## Begin Data entries

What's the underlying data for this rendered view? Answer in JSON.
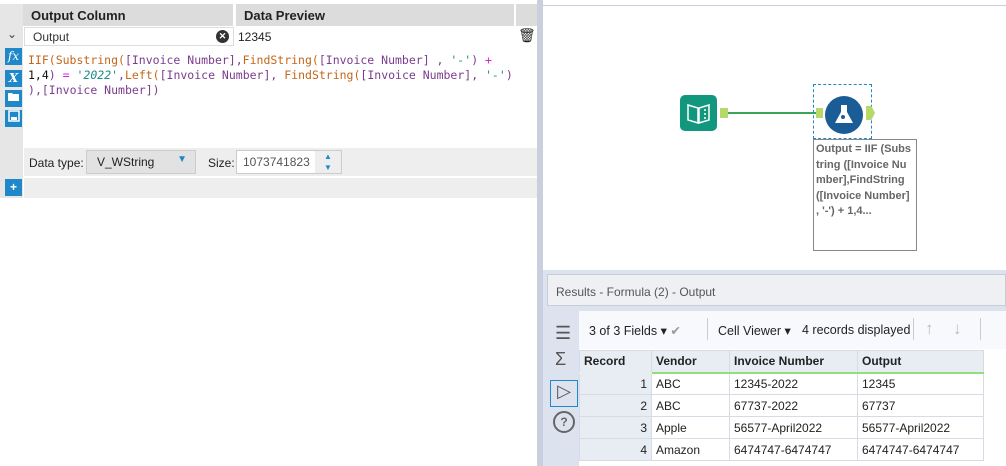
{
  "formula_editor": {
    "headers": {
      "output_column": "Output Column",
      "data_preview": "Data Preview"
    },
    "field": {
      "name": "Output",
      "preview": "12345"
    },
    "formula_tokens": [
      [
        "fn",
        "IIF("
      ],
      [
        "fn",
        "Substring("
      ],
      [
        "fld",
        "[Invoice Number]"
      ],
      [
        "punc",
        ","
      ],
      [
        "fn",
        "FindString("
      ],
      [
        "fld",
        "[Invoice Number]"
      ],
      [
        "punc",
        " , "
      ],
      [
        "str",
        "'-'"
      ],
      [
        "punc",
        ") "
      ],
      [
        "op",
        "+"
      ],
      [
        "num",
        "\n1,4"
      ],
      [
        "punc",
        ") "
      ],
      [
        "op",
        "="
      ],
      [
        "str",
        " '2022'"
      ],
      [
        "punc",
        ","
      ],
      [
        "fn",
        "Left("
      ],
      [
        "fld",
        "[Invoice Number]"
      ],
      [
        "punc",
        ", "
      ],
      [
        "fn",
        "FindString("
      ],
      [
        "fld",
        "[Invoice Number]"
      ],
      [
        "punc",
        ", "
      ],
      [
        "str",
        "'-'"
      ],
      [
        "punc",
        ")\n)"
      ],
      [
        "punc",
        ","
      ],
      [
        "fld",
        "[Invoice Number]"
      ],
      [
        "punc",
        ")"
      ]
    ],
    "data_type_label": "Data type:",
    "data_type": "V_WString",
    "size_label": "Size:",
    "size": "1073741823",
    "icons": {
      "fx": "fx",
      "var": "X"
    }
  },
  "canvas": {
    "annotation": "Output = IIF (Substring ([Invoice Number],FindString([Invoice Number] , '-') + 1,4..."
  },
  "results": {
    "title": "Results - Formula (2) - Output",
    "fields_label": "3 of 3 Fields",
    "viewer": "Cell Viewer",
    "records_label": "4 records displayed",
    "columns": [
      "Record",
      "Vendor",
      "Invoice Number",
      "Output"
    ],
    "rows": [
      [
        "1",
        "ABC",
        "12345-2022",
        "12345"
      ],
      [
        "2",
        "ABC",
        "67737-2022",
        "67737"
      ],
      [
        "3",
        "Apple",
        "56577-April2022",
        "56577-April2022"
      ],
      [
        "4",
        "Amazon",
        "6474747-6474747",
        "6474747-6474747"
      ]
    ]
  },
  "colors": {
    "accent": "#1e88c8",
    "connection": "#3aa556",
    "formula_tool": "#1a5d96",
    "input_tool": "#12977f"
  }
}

## End Data entries

◆ Problem to solve ◆
Look through the listing above. Pick out each line with "Output" and copy it.

◆ Solution for this problem ◆
      "output_column": "Output Column",
      "name": "Output",
    "annotation": "Output = IIF (Substring ([Invoice Number],FindString([Invoice Number] , '-') + 1,4..."
    "title": "Results - Formula (2) - Output",
      "Output"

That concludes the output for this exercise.